◆ **INSTRUCTIONS FOR THE TASK**
Rewrite everything from the start of the material down to and including the line containing "1539, 607, 1561]", changing "READ MORE" to "CONTINUE READING" wherever it occurs and leaving all else as it is.

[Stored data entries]
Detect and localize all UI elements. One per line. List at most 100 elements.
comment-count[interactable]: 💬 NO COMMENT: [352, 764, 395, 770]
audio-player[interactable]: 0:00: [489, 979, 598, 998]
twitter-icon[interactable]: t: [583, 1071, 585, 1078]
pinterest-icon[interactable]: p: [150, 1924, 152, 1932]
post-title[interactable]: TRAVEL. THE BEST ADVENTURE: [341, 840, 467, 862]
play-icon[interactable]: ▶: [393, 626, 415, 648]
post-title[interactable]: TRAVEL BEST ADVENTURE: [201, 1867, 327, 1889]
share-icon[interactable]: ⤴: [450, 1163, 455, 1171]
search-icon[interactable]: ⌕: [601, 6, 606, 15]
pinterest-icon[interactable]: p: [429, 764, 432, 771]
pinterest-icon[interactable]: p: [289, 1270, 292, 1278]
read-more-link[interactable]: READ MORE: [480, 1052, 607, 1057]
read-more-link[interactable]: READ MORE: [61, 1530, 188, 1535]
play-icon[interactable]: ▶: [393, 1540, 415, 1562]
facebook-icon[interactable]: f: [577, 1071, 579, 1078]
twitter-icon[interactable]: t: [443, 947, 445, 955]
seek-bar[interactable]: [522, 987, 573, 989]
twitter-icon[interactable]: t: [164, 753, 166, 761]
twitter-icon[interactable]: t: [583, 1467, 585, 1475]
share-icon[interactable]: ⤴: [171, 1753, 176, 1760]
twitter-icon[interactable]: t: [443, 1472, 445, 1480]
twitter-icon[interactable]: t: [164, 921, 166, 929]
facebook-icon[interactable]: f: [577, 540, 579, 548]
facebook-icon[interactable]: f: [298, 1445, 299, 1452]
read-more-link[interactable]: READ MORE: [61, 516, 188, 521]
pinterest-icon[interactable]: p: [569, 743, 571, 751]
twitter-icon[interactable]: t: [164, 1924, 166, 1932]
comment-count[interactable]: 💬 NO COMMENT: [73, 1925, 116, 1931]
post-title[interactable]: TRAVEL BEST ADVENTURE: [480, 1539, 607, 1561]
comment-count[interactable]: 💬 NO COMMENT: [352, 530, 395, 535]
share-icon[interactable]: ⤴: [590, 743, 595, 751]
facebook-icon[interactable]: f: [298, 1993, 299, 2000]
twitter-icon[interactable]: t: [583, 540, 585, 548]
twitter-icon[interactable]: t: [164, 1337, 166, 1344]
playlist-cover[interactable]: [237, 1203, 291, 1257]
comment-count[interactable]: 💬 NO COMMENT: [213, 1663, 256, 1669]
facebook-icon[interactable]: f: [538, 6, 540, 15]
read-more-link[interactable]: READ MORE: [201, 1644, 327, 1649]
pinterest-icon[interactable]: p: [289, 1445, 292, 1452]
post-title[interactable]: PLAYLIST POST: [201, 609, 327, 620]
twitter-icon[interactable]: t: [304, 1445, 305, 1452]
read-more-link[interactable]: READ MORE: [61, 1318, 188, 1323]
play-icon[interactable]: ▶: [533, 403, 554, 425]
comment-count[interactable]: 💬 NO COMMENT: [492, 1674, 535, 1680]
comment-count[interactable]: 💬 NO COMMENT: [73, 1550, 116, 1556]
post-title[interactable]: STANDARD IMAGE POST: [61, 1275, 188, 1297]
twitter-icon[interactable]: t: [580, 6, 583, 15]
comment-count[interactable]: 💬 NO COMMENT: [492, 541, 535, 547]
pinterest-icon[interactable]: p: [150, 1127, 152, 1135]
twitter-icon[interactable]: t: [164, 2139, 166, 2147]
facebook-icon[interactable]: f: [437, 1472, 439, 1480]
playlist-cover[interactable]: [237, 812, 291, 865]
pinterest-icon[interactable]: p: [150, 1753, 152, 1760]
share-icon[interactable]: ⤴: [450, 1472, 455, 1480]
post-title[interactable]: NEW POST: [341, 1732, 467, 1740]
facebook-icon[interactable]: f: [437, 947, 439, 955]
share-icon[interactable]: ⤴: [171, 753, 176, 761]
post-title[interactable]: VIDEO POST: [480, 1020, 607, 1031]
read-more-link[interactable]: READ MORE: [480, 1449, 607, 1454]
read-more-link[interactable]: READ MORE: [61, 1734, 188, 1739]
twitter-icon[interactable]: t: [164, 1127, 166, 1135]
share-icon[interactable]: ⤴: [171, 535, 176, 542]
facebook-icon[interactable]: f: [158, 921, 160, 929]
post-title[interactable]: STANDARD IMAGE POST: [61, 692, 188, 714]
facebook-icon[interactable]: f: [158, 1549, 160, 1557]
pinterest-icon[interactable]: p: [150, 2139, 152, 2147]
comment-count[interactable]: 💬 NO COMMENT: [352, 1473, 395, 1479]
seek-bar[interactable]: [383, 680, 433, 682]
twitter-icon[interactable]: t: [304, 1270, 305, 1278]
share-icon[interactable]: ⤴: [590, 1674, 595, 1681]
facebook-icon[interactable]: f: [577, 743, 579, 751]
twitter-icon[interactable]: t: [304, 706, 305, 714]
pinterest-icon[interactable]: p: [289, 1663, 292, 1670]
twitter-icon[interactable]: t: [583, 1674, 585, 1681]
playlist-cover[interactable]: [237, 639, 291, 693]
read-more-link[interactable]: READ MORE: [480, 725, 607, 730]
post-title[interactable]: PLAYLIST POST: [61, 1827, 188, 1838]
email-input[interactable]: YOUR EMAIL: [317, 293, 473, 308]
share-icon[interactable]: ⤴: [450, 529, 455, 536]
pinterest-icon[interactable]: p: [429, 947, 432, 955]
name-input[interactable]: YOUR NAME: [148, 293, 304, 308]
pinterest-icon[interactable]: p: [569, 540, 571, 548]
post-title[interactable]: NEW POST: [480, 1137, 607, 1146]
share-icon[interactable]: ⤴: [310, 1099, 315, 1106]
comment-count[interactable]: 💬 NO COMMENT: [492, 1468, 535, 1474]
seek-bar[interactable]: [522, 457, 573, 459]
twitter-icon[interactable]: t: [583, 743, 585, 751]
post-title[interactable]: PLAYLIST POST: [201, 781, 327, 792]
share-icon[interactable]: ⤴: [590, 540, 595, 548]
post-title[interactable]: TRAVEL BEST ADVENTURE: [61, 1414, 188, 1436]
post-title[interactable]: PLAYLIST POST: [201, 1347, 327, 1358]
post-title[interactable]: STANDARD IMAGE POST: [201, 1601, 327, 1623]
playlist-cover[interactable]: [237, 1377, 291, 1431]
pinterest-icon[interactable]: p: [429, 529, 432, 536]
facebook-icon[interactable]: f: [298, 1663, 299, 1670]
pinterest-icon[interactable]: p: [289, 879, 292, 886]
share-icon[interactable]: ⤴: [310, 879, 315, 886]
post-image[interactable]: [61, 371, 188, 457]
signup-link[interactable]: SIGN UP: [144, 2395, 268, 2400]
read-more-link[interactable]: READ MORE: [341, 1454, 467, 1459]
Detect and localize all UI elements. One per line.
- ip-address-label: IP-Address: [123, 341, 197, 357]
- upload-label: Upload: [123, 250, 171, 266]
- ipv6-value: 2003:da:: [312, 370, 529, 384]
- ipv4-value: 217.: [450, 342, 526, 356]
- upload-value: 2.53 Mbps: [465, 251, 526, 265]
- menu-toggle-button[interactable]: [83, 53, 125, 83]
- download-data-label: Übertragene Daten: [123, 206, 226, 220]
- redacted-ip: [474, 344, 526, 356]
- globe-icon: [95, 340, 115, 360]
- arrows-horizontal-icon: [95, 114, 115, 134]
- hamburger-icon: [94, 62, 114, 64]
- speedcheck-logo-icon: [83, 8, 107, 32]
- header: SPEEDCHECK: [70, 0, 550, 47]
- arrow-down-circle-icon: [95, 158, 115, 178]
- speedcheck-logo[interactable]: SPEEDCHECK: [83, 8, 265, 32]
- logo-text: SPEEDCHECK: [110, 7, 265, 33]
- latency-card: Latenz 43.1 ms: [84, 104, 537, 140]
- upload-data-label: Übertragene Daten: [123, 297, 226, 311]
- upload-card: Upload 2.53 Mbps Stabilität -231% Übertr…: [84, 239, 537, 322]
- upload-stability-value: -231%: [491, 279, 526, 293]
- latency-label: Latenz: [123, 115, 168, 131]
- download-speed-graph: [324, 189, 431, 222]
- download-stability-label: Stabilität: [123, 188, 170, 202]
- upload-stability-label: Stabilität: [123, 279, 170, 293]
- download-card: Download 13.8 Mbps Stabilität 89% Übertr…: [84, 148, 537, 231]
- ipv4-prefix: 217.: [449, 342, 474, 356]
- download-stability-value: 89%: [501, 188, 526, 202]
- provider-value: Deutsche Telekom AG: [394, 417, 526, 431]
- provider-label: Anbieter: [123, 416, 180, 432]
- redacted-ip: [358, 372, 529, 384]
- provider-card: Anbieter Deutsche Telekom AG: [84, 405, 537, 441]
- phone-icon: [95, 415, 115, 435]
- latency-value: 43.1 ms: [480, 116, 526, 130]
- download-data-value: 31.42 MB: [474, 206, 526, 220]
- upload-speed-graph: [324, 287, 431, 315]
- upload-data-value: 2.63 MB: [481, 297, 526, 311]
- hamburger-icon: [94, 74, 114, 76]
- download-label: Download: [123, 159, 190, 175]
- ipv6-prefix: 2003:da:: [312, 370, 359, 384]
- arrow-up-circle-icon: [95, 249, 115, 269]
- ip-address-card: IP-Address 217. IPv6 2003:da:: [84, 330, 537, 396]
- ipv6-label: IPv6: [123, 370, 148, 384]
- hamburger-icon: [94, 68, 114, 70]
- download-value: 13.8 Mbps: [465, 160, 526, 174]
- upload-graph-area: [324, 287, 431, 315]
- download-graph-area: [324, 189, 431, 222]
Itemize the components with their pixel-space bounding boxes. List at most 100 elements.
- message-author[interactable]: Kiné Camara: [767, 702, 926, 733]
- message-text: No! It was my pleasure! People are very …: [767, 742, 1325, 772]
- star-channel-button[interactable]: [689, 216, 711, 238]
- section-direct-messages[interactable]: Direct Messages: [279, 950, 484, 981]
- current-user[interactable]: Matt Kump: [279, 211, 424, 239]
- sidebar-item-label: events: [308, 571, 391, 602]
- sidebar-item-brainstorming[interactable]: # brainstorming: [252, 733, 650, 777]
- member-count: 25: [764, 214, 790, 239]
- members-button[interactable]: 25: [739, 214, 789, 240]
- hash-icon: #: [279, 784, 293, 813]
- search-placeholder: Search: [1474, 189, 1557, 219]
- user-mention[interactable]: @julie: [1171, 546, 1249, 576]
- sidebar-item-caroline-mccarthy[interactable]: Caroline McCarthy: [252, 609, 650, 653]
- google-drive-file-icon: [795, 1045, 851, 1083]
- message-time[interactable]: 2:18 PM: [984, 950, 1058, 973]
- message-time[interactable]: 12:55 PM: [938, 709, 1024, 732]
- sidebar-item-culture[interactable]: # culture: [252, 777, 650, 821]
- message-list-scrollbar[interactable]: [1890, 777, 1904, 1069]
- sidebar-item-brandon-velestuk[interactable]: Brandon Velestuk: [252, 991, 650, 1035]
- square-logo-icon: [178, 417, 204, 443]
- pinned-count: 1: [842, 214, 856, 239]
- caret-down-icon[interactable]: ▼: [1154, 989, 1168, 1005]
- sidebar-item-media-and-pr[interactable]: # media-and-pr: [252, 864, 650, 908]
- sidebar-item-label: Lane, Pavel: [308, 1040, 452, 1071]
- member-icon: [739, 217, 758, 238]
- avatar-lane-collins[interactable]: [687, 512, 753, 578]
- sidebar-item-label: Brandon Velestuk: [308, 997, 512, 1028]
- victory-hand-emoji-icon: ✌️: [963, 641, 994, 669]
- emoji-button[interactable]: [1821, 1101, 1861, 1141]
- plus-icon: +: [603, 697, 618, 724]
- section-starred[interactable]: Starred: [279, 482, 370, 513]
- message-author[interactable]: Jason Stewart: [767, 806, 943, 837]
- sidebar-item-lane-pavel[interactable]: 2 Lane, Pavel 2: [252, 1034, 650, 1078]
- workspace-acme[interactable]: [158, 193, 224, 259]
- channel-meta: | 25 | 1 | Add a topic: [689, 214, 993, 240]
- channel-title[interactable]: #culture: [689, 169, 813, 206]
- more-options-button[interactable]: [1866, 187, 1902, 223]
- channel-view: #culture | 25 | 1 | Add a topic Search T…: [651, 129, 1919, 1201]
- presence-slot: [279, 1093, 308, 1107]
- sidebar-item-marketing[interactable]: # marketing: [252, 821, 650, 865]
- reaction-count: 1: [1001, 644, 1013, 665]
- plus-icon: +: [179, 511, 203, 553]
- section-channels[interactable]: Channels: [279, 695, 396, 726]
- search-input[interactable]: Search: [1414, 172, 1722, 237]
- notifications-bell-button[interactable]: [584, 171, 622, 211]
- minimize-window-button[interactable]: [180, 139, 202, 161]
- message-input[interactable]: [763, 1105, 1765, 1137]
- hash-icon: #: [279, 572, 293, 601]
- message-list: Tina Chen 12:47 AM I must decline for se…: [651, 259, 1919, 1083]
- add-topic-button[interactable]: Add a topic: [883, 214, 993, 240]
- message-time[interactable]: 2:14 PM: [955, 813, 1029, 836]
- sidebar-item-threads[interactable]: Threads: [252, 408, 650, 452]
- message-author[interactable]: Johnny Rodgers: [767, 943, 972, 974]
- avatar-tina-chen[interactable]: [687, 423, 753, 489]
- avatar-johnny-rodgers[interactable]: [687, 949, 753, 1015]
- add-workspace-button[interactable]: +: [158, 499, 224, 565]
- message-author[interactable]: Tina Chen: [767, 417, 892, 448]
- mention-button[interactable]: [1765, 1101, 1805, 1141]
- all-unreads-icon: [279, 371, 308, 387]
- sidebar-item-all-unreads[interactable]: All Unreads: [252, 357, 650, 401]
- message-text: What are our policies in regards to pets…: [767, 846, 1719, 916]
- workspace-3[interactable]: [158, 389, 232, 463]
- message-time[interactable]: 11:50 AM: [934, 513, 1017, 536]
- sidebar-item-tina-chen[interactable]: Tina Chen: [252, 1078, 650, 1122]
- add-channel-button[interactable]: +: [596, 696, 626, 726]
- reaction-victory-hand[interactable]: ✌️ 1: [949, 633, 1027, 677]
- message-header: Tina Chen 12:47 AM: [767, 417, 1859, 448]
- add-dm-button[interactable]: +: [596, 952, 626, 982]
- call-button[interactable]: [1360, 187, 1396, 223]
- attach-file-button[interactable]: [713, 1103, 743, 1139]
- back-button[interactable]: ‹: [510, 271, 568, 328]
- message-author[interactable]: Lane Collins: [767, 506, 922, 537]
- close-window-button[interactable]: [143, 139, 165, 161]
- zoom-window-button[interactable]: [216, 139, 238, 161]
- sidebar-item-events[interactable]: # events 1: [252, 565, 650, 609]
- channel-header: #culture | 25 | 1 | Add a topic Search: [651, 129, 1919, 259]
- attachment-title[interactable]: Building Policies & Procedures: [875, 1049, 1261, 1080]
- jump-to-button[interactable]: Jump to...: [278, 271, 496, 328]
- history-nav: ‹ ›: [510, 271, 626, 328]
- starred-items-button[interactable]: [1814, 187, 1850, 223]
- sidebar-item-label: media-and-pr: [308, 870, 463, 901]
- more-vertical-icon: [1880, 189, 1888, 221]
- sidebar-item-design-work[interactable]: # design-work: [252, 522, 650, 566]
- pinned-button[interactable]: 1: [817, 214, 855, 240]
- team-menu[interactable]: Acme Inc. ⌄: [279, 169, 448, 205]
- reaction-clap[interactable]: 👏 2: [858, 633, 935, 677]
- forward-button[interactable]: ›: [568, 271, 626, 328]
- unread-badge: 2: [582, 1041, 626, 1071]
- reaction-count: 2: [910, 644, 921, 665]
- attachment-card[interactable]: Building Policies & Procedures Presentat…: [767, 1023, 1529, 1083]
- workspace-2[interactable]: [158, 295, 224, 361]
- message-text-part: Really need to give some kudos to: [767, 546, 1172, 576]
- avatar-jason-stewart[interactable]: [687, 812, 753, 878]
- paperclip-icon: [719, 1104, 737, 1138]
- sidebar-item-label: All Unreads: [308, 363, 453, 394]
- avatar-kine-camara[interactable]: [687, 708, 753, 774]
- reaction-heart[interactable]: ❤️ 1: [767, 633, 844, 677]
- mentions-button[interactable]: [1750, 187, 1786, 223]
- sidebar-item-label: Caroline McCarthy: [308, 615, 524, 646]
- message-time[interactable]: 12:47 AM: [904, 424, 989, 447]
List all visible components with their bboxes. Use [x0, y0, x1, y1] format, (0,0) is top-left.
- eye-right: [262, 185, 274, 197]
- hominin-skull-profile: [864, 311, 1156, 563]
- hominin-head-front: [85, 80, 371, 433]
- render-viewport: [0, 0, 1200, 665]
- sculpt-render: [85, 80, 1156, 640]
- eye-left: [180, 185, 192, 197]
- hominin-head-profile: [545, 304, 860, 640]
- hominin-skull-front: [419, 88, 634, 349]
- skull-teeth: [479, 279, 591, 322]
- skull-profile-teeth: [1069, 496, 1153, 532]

◆ **TASK ANSWER**
Detect and localize all UI elements. One per line. List at most 100 elements.
comment-count[interactable]: 💬 NO COMMENT: [352, 764, 395, 770]
audio-player[interactable]: 0:00: [489, 979, 598, 998]
twitter-icon[interactable]: t: [583, 1071, 585, 1078]
pinterest-icon[interactable]: p: [150, 1924, 152, 1932]
post-title[interactable]: TRAVEL. THE BEST ADVENTURE: [341, 840, 467, 862]
play-icon[interactable]: ▶: [393, 626, 415, 648]
post-title[interactable]: TRAVEL BEST ADVENTURE: [201, 1867, 327, 1889]
share-icon[interactable]: ⤴: [450, 1163, 455, 1171]
search-icon[interactable]: ⌕: [601, 6, 606, 15]
pinterest-icon[interactable]: p: [429, 764, 432, 771]
pinterest-icon[interactable]: p: [289, 1270, 292, 1278]
read-more-link[interactable]: CONTINUE READING: [480, 1052, 607, 1057]
read-more-link[interactable]: CONTINUE READING: [61, 1530, 188, 1535]
play-icon[interactable]: ▶: [393, 1540, 415, 1562]
facebook-icon[interactable]: f: [577, 1071, 579, 1078]
twitter-icon[interactable]: t: [443, 947, 445, 955]
seek-bar[interactable]: [522, 987, 573, 989]
twitter-icon[interactable]: t: [164, 753, 166, 761]
twitter-icon[interactable]: t: [583, 1467, 585, 1475]
share-icon[interactable]: ⤴: [171, 1753, 176, 1760]
twitter-icon[interactable]: t: [443, 1472, 445, 1480]
twitter-icon[interactable]: t: [164, 921, 166, 929]
facebook-icon[interactable]: f: [577, 540, 579, 548]
facebook-icon[interactable]: f: [298, 1445, 299, 1452]
read-more-link[interactable]: CONTINUE READING: [61, 516, 188, 521]
pinterest-icon[interactable]: p: [569, 743, 571, 751]
twitter-icon[interactable]: t: [164, 1924, 166, 1932]
comment-count[interactable]: 💬 NO COMMENT: [73, 1925, 116, 1931]
post-title[interactable]: TRAVEL BEST ADVENTURE: [480, 1539, 607, 1561]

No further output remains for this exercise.